::: Records for this task :::
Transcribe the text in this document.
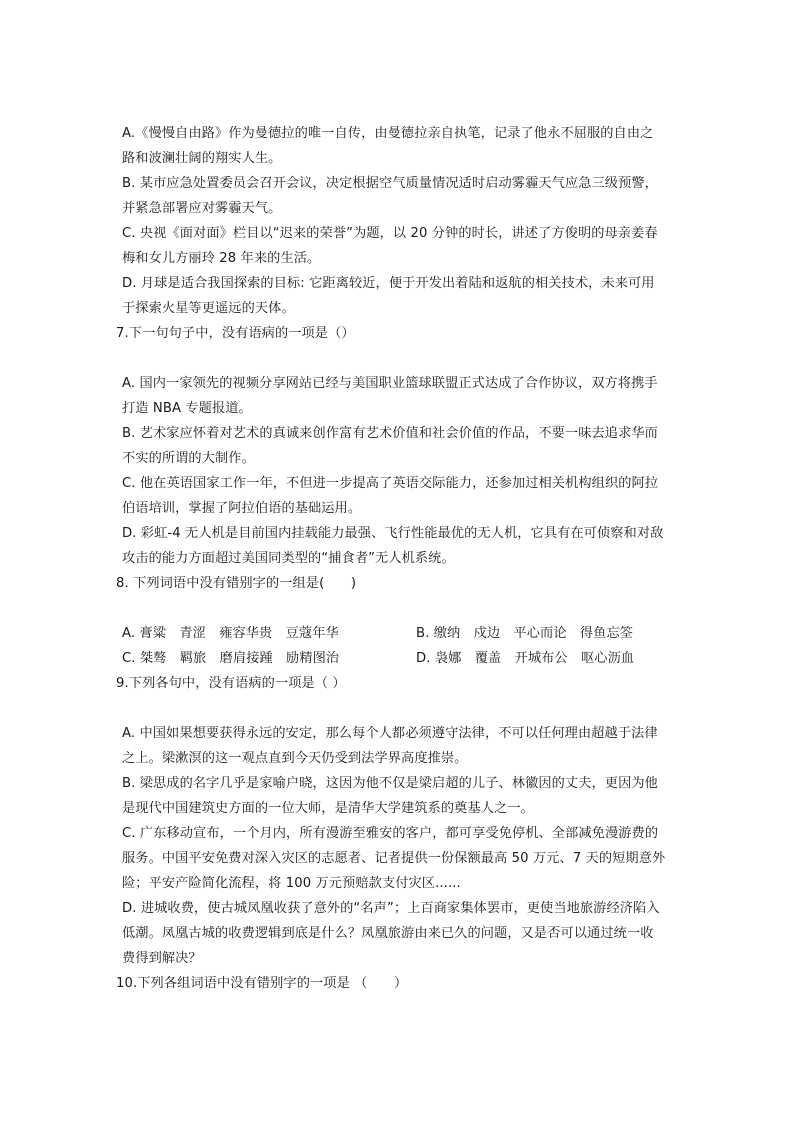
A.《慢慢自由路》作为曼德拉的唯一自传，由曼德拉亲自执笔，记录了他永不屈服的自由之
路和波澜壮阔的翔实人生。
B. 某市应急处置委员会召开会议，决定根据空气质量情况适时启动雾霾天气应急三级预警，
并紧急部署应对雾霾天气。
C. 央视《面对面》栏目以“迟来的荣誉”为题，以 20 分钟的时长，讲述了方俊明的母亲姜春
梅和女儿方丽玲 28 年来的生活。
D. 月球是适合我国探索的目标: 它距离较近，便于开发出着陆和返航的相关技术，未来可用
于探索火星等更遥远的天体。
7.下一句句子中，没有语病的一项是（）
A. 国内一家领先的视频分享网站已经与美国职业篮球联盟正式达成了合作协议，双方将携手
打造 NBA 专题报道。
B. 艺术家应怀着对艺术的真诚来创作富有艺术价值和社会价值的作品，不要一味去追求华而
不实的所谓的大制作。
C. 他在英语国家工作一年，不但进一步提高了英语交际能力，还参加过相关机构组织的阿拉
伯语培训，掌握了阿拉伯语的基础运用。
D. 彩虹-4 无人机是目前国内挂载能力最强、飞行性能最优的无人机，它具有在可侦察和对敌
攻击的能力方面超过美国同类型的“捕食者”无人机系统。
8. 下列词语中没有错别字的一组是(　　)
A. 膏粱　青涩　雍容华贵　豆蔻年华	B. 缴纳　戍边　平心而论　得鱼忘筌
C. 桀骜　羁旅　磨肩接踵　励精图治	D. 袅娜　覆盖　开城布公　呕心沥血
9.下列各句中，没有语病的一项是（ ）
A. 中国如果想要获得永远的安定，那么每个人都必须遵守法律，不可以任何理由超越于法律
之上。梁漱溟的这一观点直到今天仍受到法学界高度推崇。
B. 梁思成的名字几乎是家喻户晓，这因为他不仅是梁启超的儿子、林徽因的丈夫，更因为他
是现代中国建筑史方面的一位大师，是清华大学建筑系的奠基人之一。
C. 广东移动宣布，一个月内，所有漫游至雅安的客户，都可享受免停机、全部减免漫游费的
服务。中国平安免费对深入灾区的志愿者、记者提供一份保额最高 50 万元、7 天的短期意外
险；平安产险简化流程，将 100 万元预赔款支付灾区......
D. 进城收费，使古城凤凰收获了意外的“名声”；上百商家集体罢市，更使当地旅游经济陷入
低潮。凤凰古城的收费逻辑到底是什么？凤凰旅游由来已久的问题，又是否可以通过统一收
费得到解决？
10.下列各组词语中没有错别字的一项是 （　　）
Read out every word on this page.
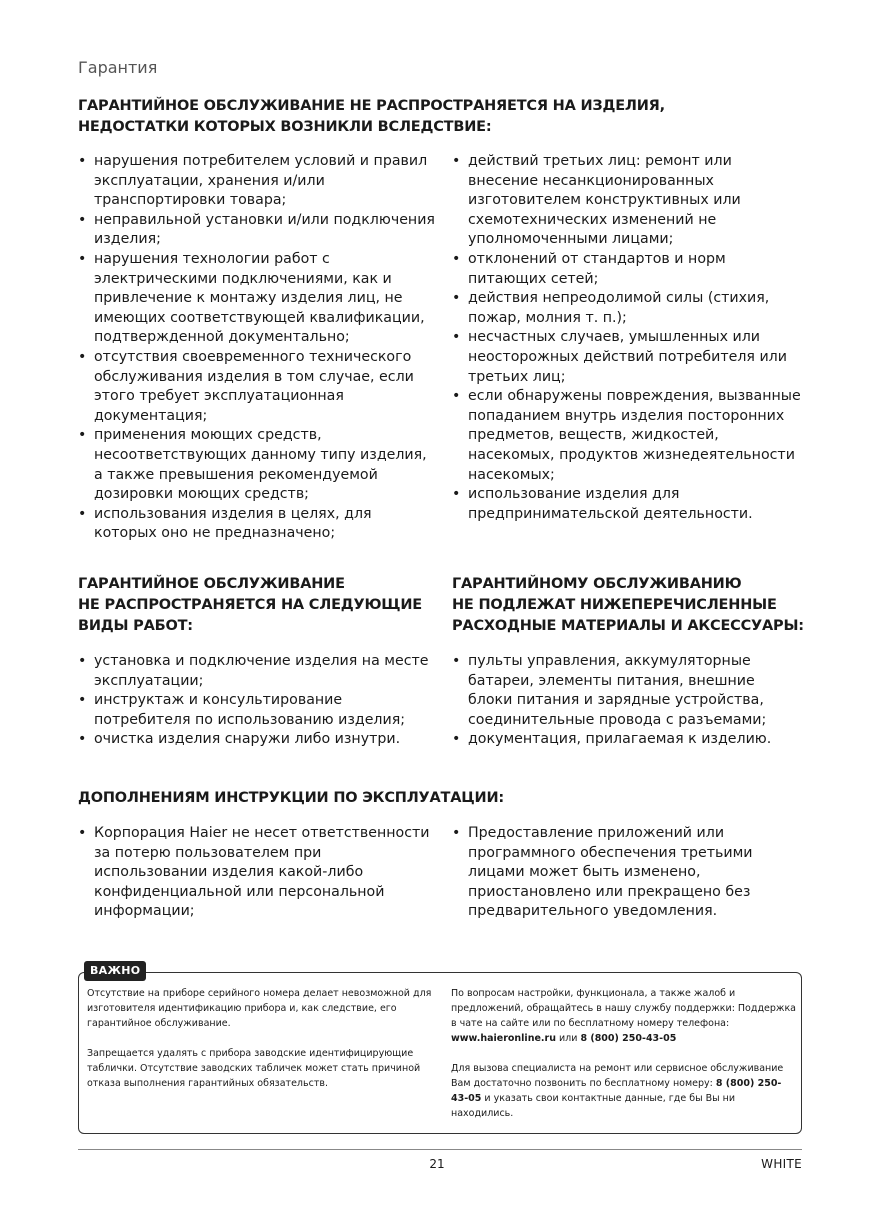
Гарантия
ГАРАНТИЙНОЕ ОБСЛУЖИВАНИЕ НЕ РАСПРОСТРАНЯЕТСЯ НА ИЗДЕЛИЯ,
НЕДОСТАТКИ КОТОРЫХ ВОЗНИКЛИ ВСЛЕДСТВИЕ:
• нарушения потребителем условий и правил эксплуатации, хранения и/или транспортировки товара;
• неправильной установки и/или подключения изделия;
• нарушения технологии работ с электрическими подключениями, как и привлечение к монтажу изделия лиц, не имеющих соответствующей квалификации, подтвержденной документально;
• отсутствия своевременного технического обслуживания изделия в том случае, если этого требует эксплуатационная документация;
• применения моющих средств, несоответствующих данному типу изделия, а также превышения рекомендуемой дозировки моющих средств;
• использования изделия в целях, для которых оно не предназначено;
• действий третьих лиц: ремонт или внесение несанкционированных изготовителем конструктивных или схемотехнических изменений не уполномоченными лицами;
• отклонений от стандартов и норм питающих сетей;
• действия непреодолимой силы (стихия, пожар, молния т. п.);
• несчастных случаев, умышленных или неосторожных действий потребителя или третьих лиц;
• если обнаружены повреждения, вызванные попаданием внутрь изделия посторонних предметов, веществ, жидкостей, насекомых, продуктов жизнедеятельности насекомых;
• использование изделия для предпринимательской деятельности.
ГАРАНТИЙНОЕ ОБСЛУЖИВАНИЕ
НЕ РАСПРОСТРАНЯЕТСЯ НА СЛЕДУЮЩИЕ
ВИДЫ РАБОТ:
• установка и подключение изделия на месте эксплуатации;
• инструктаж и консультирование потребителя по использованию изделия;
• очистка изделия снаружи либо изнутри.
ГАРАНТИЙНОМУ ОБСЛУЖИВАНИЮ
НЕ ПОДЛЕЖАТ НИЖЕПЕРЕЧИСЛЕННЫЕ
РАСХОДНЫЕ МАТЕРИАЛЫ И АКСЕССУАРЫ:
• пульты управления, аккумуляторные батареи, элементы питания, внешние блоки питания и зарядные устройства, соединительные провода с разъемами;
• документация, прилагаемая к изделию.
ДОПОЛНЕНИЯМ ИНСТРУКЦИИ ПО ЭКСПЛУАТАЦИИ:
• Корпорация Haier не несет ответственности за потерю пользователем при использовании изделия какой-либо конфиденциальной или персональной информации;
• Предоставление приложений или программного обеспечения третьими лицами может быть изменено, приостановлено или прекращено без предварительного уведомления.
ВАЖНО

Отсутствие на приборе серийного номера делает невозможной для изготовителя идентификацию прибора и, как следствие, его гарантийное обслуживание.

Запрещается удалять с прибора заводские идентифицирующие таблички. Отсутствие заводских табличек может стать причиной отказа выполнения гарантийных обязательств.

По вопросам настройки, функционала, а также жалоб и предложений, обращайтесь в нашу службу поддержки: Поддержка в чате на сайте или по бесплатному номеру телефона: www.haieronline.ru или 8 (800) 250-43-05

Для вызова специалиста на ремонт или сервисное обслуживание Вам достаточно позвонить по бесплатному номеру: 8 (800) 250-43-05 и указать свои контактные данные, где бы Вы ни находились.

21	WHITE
:::
*Direction:* Which lines hold the word "может"? Copy every one of them.

*Result:*
• Предоставление приложений или программного обеспечения третьими лицами может быть изменено, приостановлено или прекращено без предварительного уведомления.
Запрещается удалять с прибора заводские идентифицирующие таблички. Отсутствие заводских табличек может стать причиной отказа выполнения гарантийных обязательств.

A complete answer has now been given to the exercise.